Look through the data below and work out how many lines contain the string "text". Give the number alone.

START Available records

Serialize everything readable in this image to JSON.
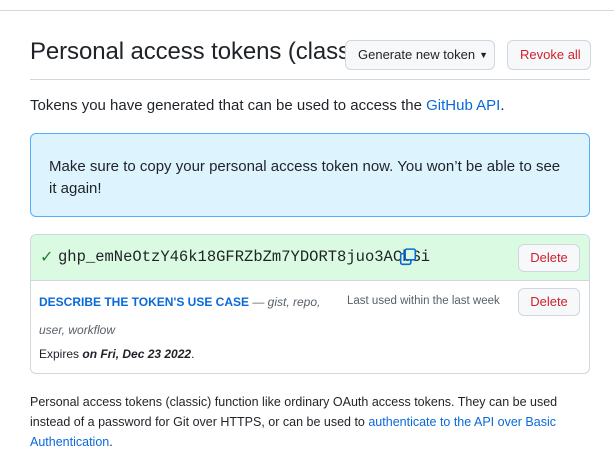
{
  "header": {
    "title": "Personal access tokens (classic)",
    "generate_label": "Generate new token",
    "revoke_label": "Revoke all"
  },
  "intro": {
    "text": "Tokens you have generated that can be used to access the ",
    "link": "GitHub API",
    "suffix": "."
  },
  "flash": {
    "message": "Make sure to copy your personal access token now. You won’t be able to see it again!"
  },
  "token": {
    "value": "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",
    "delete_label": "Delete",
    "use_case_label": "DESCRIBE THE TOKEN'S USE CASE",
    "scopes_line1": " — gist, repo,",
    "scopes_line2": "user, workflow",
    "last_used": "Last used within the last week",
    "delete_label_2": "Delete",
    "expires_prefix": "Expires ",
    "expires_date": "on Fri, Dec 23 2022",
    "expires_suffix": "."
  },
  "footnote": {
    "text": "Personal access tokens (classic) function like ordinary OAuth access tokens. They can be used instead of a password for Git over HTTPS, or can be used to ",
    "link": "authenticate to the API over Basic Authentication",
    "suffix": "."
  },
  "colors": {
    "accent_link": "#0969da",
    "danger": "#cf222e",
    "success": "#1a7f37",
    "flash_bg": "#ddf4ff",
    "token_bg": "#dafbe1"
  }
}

END Available records
START Available records

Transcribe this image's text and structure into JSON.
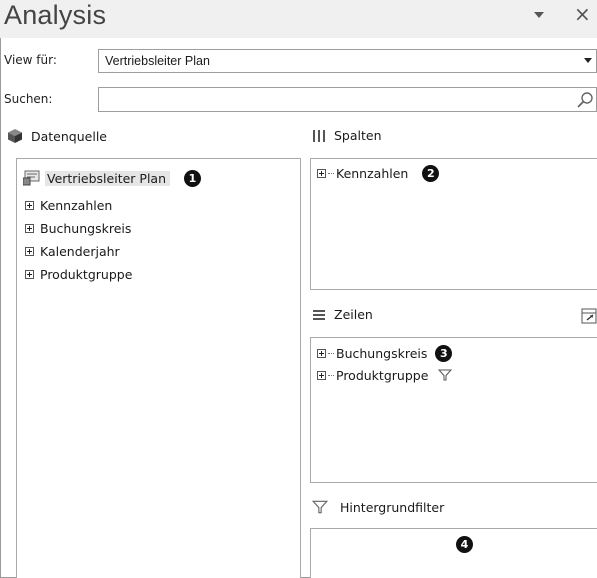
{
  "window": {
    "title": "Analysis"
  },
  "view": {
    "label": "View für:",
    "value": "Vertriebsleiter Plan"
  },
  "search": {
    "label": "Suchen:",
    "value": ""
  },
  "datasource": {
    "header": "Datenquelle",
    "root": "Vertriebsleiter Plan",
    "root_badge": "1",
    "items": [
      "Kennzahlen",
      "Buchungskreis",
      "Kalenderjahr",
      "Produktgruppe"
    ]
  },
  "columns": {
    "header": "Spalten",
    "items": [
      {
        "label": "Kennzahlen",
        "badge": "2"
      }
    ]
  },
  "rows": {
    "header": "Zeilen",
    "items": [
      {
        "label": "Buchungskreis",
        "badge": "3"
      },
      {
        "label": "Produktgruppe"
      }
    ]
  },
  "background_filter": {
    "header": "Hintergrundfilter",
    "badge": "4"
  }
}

END Available records

_Answer for the task_
3